Records about charts and figures:
(begin)
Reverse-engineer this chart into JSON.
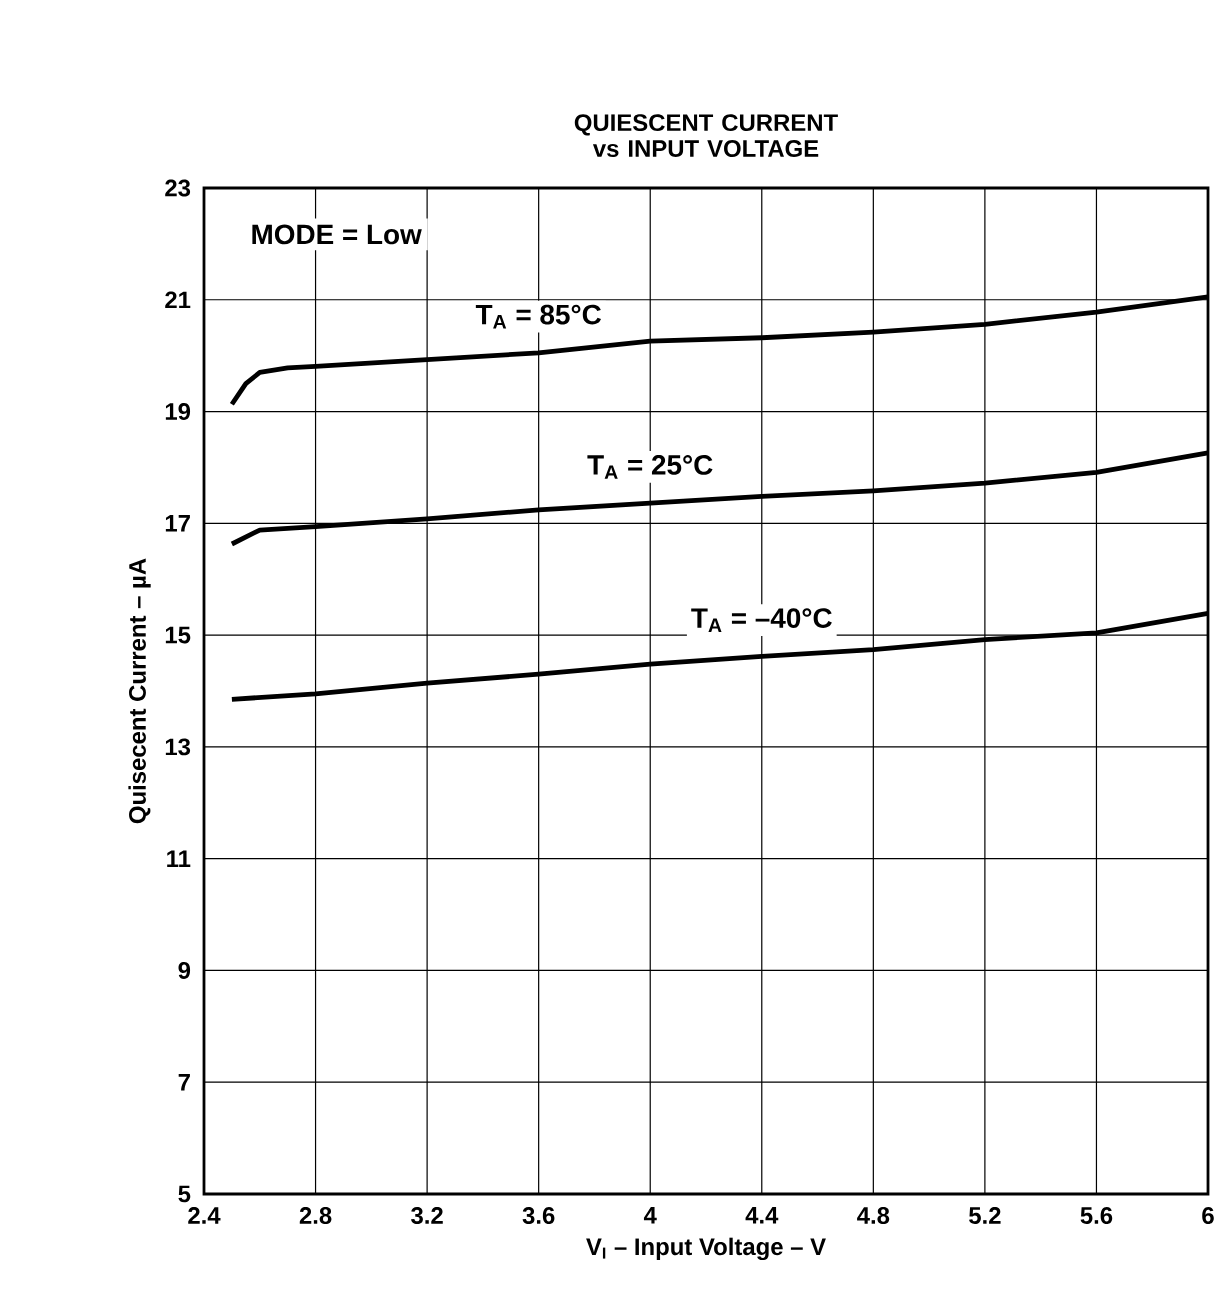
{
  "chart_data": {
    "type": "line",
    "title": "QUIESCENT CURRENT vs INPUT VOLTAGE",
    "xlabel": "V$_{I}$ – Input Voltage – V",
    "ylabel": "Quisecent Current – µA",
    "annotations": [
      "MODE = Low"
    ],
    "xlim": [
      2.4,
      6
    ],
    "ylim": [
      5,
      23
    ],
    "xticks": [
      2.4,
      2.8,
      3.2,
      3.6,
      4,
      4.4,
      4.8,
      5.2,
      5.6,
      6
    ],
    "yticks": [
      5,
      7,
      9,
      11,
      13,
      15,
      17,
      19,
      21,
      23
    ],
    "grid": true,
    "marker": "none",
    "line_style": "solid",
    "series": [
      {
        "name": "T$_{A}$ = 85°C",
        "color": "#000000",
        "x": [
          2.5,
          2.55,
          2.6,
          2.7,
          2.8,
          3.2,
          3.6,
          4.0,
          4.4,
          4.8,
          5.2,
          5.6,
          6.0
        ],
        "values": [
          19.13,
          19.5,
          19.7,
          19.78,
          19.81,
          19.93,
          20.05,
          20.26,
          20.32,
          20.42,
          20.56,
          20.78,
          21.05
        ]
      },
      {
        "name": "T$_{A}$ = 25°C",
        "color": "#000000",
        "x": [
          2.5,
          2.6,
          2.8,
          3.2,
          3.6,
          4.0,
          4.4,
          4.8,
          5.2,
          5.6,
          6.0
        ],
        "values": [
          16.63,
          16.88,
          16.94,
          17.08,
          17.24,
          17.36,
          17.48,
          17.58,
          17.72,
          17.91,
          18.26
        ]
      },
      {
        "name": "T$_{A}$ = –40°C",
        "color": "#000000",
        "x": [
          2.5,
          2.8,
          3.2,
          3.6,
          4.0,
          4.4,
          4.8,
          5.2,
          5.6,
          6.0
        ],
        "values": [
          13.85,
          13.95,
          14.14,
          14.3,
          14.48,
          14.62,
          14.74,
          14.92,
          15.04,
          15.39
        ]
      }
    ]
  }
}
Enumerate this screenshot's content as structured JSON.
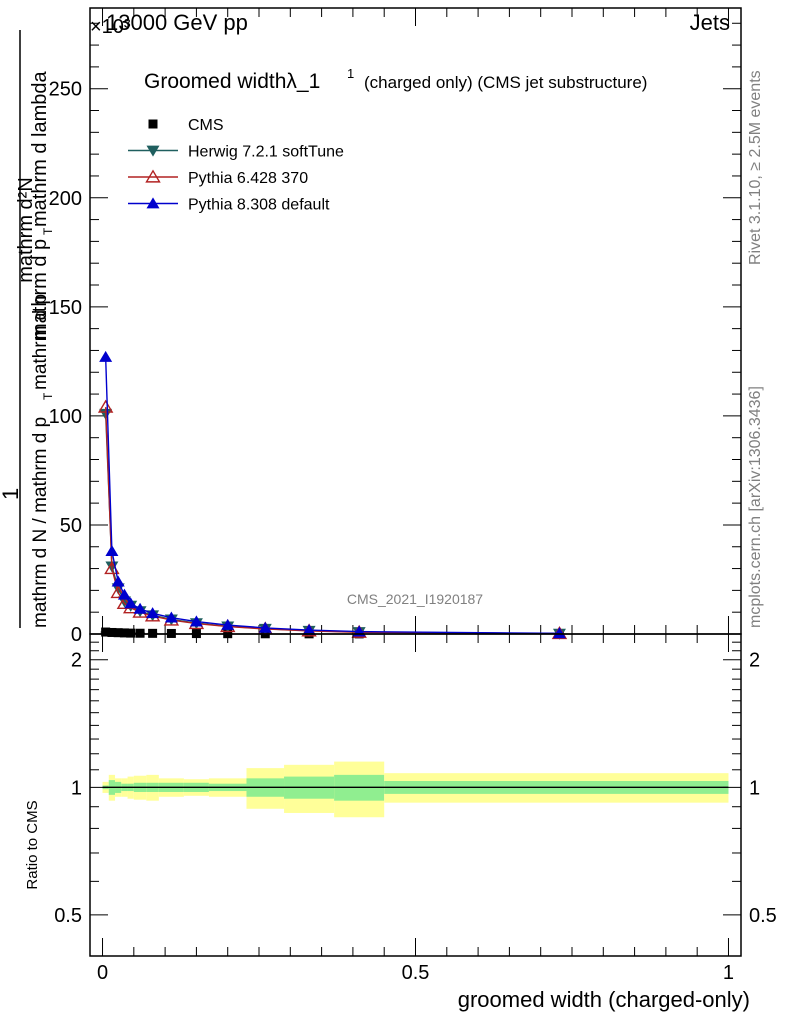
{
  "header": {
    "energy_label": "13000 GeV pp",
    "category": "Jets",
    "exponent_label": "×10³"
  },
  "side": {
    "rivet": "Rivet 3.1.10, ≥ 2.5M events",
    "mcplots": "mcplots.cern.ch [arXiv:1306.3436]"
  },
  "chart_data": [
    {
      "type": "line",
      "title_main": "Groomed widthλ_1",
      "title_sup": "1",
      "title_tail": "(charged only) (CMS jet substructure)",
      "ylabel_numer": "mathrm d²N",
      "ylabel_numer_sup": "2",
      "ylabel_numer_sub": "T",
      "ylabel_numer_text": "mathrm d p",
      "ylabel_numer_tail": "mathrm d lambda",
      "ylabel_denom_one": "1",
      "ylabel_denom": "mathrm d N / mathrm d p",
      "ylabel_denom_sub": "T",
      "ylabel_denom_tail": "mathrm d p",
      "ylabel_denom_sub2": "T",
      "watermark": "CMS_2021_I1920187",
      "xlim": [
        -0.02,
        1.02
      ],
      "ylim": [
        0,
        287
      ],
      "yticks": [
        0,
        50,
        100,
        150,
        200,
        250
      ],
      "yticklabels": [
        "0",
        "50",
        "100",
        "150",
        "200",
        "250"
      ],
      "legend_position": "top-left",
      "series": [
        {
          "name": "CMS",
          "color": "#000000",
          "marker": "square",
          "x": [
            0.005,
            0.015,
            0.025,
            0.035,
            0.045,
            0.06,
            0.08,
            0.11,
            0.15,
            0.2,
            0.26,
            0.33,
            0.41,
            0.73
          ],
          "y": [
            0.9,
            0.7,
            0.6,
            0.5,
            0.4,
            0.35,
            0.3,
            0.25,
            0.2,
            0.15,
            0.1,
            0.08,
            0.05,
            0.02
          ]
        },
        {
          "name": "Herwig 7.2.1 softTune",
          "color": "#1f5f5f",
          "marker": "triangle-down",
          "x": [
            0.005,
            0.015,
            0.025,
            0.035,
            0.045,
            0.06,
            0.08,
            0.11,
            0.15,
            0.2,
            0.26,
            0.33,
            0.41,
            0.73
          ],
          "y": [
            101,
            31,
            21,
            15,
            13,
            10.5,
            8.6,
            6.7,
            5,
            3.5,
            2.4,
            1.5,
            0.9,
            0.2
          ]
        },
        {
          "name": "Pythia 6.428 370",
          "color": "#b22222",
          "marker": "triangle-up-open",
          "x": [
            0.005,
            0.015,
            0.025,
            0.035,
            0.045,
            0.06,
            0.08,
            0.11,
            0.15,
            0.2,
            0.26,
            0.33,
            0.41,
            0.73
          ],
          "y": [
            104,
            30,
            19,
            14,
            12,
            10,
            8.3,
            6.4,
            4.8,
            3.4,
            2.3,
            1.4,
            0.8,
            0.2
          ]
        },
        {
          "name": "Pythia 8.308 default",
          "color": "#0000cd",
          "marker": "triangle-up",
          "x": [
            0.005,
            0.015,
            0.025,
            0.035,
            0.045,
            0.06,
            0.08,
            0.11,
            0.15,
            0.2,
            0.26,
            0.33,
            0.41,
            0.73
          ],
          "y": [
            127,
            38,
            24,
            18,
            14,
            11.5,
            9.5,
            7.5,
            5.7,
            4.1,
            2.8,
            1.8,
            1.1,
            0.3
          ]
        }
      ]
    },
    {
      "type": "area",
      "ylabel": "Ratio to CMS",
      "xlabel": "groomed width (charged-only)",
      "xlim": [
        -0.02,
        1.02
      ],
      "ylim": [
        0.4,
        2.3
      ],
      "yticks": [
        0.5,
        1,
        2
      ],
      "yticklabels": [
        "0.5",
        "1",
        "2"
      ],
      "xticks": [
        0,
        0.5,
        1
      ],
      "xticklabels": [
        "0",
        "0.5",
        "1"
      ],
      "reference_line": 1,
      "bins": [
        {
          "x0": 0.0,
          "x1": 0.01,
          "stat": 0.01,
          "total": 0.03
        },
        {
          "x0": 0.01,
          "x1": 0.02,
          "stat": 0.04,
          "total": 0.07
        },
        {
          "x0": 0.02,
          "x1": 0.03,
          "stat": 0.03,
          "total": 0.05
        },
        {
          "x0": 0.03,
          "x1": 0.04,
          "stat": 0.02,
          "total": 0.05
        },
        {
          "x0": 0.04,
          "x1": 0.05,
          "stat": 0.02,
          "total": 0.06
        },
        {
          "x0": 0.05,
          "x1": 0.07,
          "stat": 0.025,
          "total": 0.065
        },
        {
          "x0": 0.07,
          "x1": 0.09,
          "stat": 0.025,
          "total": 0.07
        },
        {
          "x0": 0.09,
          "x1": 0.13,
          "stat": 0.025,
          "total": 0.05
        },
        {
          "x0": 0.13,
          "x1": 0.17,
          "stat": 0.025,
          "total": 0.045
        },
        {
          "x0": 0.17,
          "x1": 0.23,
          "stat": 0.02,
          "total": 0.05
        },
        {
          "x0": 0.23,
          "x1": 0.29,
          "stat": 0.05,
          "total": 0.11
        },
        {
          "x0": 0.29,
          "x1": 0.37,
          "stat": 0.06,
          "total": 0.13
        },
        {
          "x0": 0.37,
          "x1": 0.45,
          "stat": 0.07,
          "total": 0.15
        },
        {
          "x0": 0.45,
          "x1": 1.0,
          "stat": 0.035,
          "total": 0.08
        }
      ],
      "colors": {
        "stat": "#90ee90",
        "total": "#ffff99"
      }
    }
  ]
}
(end)
* _Work to be completed_
Repeat each record exactly as shown above, dropping all images.

* _Result for this task_
Reverse-engineer this chart into JSON.
{
  "chart_data": {
    "type": "line",
    "title": "QUIESCENT CURRENT vs INPUT VOLTAGE",
    "xlabel": "V$_{I}$ – Input Voltage – V",
    "ylabel": "Quisecent Current – µA",
    "annotations": [
      "MODE = Low"
    ],
    "xlim": [
      2.4,
      6
    ],
    "ylim": [
      5,
      23
    ],
    "xticks": [
      2.4,
      2.8,
      3.2,
      3.6,
      4,
      4.4,
      4.8,
      5.2,
      5.6,
      6
    ],
    "yticks": [
      5,
      7,
      9,
      11,
      13,
      15,
      17,
      19,
      21,
      23
    ],
    "grid": true,
    "marker": "none",
    "line_style": "solid",
    "series": [
      {
        "name": "T$_{A}$ = 85°C",
        "color": "#000000",
        "x": [
          2.5,
          2.55,
          2.6,
          2.7,
          2.8,
          3.2,
          3.6,
          4.0,
          4.4,
          4.8,
          5.2,
          5.6,
          6.0
        ],
        "values": [
          19.13,
          19.5,
          19.7,
          19.78,
          19.81,
          19.93,
          20.05,
          20.26,
          20.32,
          20.42,
          20.56,
          20.78,
          21.05
        ]
      },
      {
        "name": "T$_{A}$ = 25°C",
        "color": "#000000",
        "x": [
          2.5,
          2.6,
          2.8,
          3.2,
          3.6,
          4.0,
          4.4,
          4.8,
          5.2,
          5.6,
          6.0
        ],
        "values": [
          16.63,
          16.88,
          16.94,
          17.08,
          17.24,
          17.36,
          17.48,
          17.58,
          17.72,
          17.91,
          18.26
        ]
      },
      {
        "name": "T$_{A}$ = –40°C",
        "color": "#000000",
        "x": [
          2.5,
          2.8,
          3.2,
          3.6,
          4.0,
          4.4,
          4.8,
          5.2,
          5.6,
          6.0
        ],
        "values": [
          13.85,
          13.95,
          14.14,
          14.3,
          14.48,
          14.62,
          14.74,
          14.92,
          15.04,
          15.39
        ]
      }
    ]
  }
}
Enumerate this screenshot's content as structured JSON.
{
  "header": {
    "energy_label": "13000 GeV pp",
    "category": "Jets",
    "exponent_label": "×10³"
  },
  "side": {
    "rivet": "Rivet 3.1.10, ≥ 2.5M events",
    "mcplots": "mcplots.cern.ch [arXiv:1306.3436]"
  },
  "chart_data": [
    {
      "type": "line",
      "title_main": "Groomed widthλ_1",
      "title_sup": "1",
      "title_tail": "(charged only) (CMS jet substructure)",
      "ylabel_numer": "mathrm d²N",
      "ylabel_numer_sup": "2",
      "ylabel_numer_sub": "T",
      "ylabel_numer_text": "mathrm d p",
      "ylabel_numer_tail": "mathrm d lambda",
      "ylabel_denom_one": "1",
      "ylabel_denom": "mathrm d N / mathrm d p",
      "ylabel_denom_sub": "T",
      "ylabel_denom_tail": "mathrm d p",
      "ylabel_denom_sub2": "T",
      "watermark": "CMS_2021_I1920187",
      "xlim": [
        -0.02,
        1.02
      ],
      "ylim": [
        0,
        287
      ],
      "yticks": [
        0,
        50,
        100,
        150,
        200,
        250
      ],
      "yticklabels": [
        "0",
        "50",
        "100",
        "150",
        "200",
        "250"
      ],
      "legend_position": "top-left",
      "series": [
        {
          "name": "CMS",
          "color": "#000000",
          "marker": "square",
          "x": [
            0.005,
            0.015,
            0.025,
            0.035,
            0.045,
            0.06,
            0.08,
            0.11,
            0.15,
            0.2,
            0.26,
            0.33,
            0.41,
            0.73
          ],
          "y": [
            0.9,
            0.7,
            0.6,
            0.5,
            0.4,
            0.35,
            0.3,
            0.25,
            0.2,
            0.15,
            0.1,
            0.08,
            0.05,
            0.02
          ]
        },
        {
          "name": "Herwig 7.2.1 softTune",
          "color": "#1f5f5f",
          "marker": "triangle-down",
          "x": [
            0.005,
            0.015,
            0.025,
            0.035,
            0.045,
            0.06,
            0.08,
            0.11,
            0.15,
            0.2,
            0.26,
            0.33,
            0.41,
            0.73
          ],
          "y": [
            101,
            31,
            21,
            15,
            13,
            10.5,
            8.6,
            6.7,
            5,
            3.5,
            2.4,
            1.5,
            0.9,
            0.2
          ]
        },
        {
          "name": "Pythia 6.428 370",
          "color": "#b22222",
          "marker": "triangle-up-open",
          "x": [
            0.005,
            0.015,
            0.025,
            0.035,
            0.045,
            0.06,
            0.08,
            0.11,
            0.15,
            0.2,
            0.26,
            0.33,
            0.41,
            0.73
          ],
          "y": [
            104,
            30,
            19,
            14,
            12,
            10,
            8.3,
            6.4,
            4.8,
            3.4,
            2.3,
            1.4,
            0.8,
            0.2
          ]
        },
        {
          "name": "Pythia 8.308 default",
          "color": "#0000cd",
          "marker": "triangle-up",
          "x": [
            0.005,
            0.015,
            0.025,
            0.035,
            0.045,
            0.06,
            0.08,
            0.11,
            0.15,
            0.2,
            0.26,
            0.33,
            0.41,
            0.73
          ],
          "y": [
            127,
            38,
            24,
            18,
            14,
            11.5,
            9.5,
            7.5,
            5.7,
            4.1,
            2.8,
            1.8,
            1.1,
            0.3
          ]
        }
      ]
    },
    {
      "type": "area",
      "ylabel": "Ratio to CMS",
      "xlabel": "groomed width (charged-only)",
      "xlim": [
        -0.02,
        1.02
      ],
      "ylim": [
        0.4,
        2.3
      ],
      "yticks": [
        0.5,
        1,
        2
      ],
      "yticklabels": [
        "0.5",
        "1",
        "2"
      ],
      "xticks": [
        0,
        0.5,
        1
      ],
      "xticklabels": [
        "0",
        "0.5",
        "1"
      ],
      "reference_line": 1,
      "bins": [
        {
          "x0": 0.0,
          "x1": 0.01,
          "stat": 0.01,
          "total": 0.03
        },
        {
          "x0": 0.01,
          "x1": 0.02,
          "stat": 0.04,
          "total": 0.07
        },
        {
          "x0": 0.02,
          "x1": 0.03,
          "stat": 0.03,
          "total": 0.05
        },
        {
          "x0": 0.03,
          "x1": 0.04,
          "stat": 0.02,
          "total": 0.05
        },
        {
          "x0": 0.04,
          "x1": 0.05,
          "stat": 0.02,
          "total": 0.06
        },
        {
          "x0": 0.05,
          "x1": 0.07,
          "stat": 0.025,
          "total": 0.065
        },
        {
          "x0": 0.07,
          "x1": 0.09,
          "stat": 0.025,
          "total": 0.07
        },
        {
          "x0": 0.09,
          "x1": 0.13,
          "stat": 0.025,
          "total": 0.05
        },
        {
          "x0": 0.13,
          "x1": 0.17,
          "stat": 0.025,
          "total": 0.045
        },
        {
          "x0": 0.17,
          "x1": 0.23,
          "stat": 0.02,
          "total": 0.05
        },
        {
          "x0": 0.23,
          "x1": 0.29,
          "stat": 0.05,
          "total": 0.11
        },
        {
          "x0": 0.29,
          "x1": 0.37,
          "stat": 0.06,
          "total": 0.13
        },
        {
          "x0": 0.37,
          "x1": 0.45,
          "stat": 0.07,
          "total": 0.15
        },
        {
          "x0": 0.45,
          "x1": 1.0,
          "stat": 0.035,
          "total": 0.08
        }
      ],
      "colors": {
        "stat": "#90ee90",
        "total": "#ffff99"
      }
    }
  ]
}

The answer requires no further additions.